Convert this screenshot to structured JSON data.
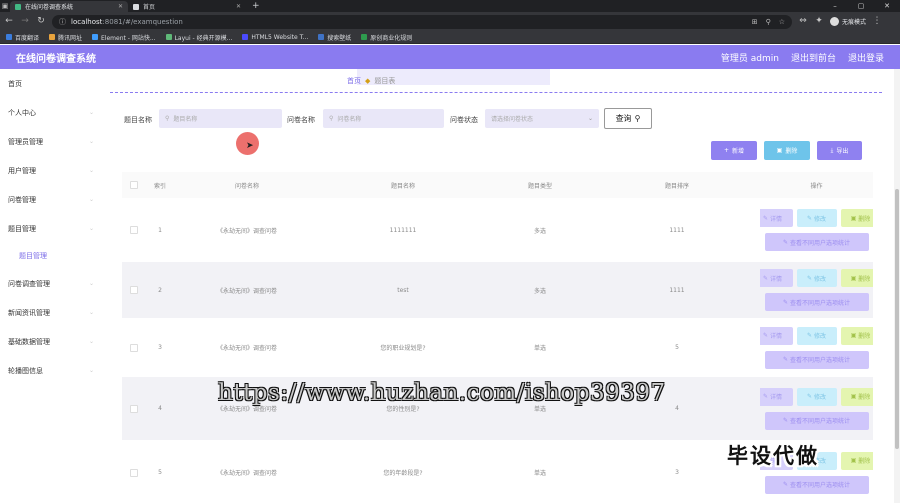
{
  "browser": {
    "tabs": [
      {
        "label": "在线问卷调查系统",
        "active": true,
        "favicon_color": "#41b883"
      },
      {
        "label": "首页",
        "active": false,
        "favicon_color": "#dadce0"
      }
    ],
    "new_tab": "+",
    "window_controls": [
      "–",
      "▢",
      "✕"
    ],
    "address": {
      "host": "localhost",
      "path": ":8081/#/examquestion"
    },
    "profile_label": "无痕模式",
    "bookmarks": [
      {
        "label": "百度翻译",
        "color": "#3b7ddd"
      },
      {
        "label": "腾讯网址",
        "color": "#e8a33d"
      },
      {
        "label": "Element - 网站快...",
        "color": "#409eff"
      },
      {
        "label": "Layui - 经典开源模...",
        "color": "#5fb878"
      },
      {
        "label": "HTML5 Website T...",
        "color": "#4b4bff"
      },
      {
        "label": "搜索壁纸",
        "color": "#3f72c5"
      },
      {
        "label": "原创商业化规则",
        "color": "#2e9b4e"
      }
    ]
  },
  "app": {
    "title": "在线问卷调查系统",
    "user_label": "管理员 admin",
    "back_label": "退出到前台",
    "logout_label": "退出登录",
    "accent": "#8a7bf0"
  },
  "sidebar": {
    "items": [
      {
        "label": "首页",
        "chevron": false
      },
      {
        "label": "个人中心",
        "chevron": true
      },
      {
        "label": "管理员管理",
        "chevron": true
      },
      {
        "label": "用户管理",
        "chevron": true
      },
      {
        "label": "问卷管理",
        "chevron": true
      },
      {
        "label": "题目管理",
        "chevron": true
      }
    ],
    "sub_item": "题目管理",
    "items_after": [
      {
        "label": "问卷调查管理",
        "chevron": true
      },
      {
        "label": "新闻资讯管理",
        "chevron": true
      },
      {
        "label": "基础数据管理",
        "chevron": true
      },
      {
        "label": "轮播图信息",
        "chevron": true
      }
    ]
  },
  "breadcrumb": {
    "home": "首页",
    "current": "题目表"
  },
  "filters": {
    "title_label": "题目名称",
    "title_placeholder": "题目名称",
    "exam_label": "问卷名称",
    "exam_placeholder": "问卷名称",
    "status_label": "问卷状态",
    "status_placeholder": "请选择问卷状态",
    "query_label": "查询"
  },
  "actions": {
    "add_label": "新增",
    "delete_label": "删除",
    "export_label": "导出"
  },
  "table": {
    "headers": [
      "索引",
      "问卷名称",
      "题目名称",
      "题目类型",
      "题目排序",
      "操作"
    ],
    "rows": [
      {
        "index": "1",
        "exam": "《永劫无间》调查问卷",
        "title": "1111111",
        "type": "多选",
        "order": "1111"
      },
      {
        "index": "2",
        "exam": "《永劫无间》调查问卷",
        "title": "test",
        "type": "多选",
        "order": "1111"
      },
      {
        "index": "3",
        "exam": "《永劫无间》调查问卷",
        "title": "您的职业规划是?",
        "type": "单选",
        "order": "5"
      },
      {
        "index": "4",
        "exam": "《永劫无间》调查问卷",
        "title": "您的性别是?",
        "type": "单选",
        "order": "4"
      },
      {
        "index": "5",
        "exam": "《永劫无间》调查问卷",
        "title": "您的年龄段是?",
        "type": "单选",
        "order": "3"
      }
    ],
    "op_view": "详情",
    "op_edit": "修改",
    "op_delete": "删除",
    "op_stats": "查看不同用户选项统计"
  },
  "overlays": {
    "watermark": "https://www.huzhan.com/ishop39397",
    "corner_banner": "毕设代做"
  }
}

###

> _What needs to be done_: Extract every line containing the string "order" from the data above.

> _Reply to the task_:
        "order": "1111"
        "order": "1111"
        "order": "5"
        "order": "4"
        "order": "3"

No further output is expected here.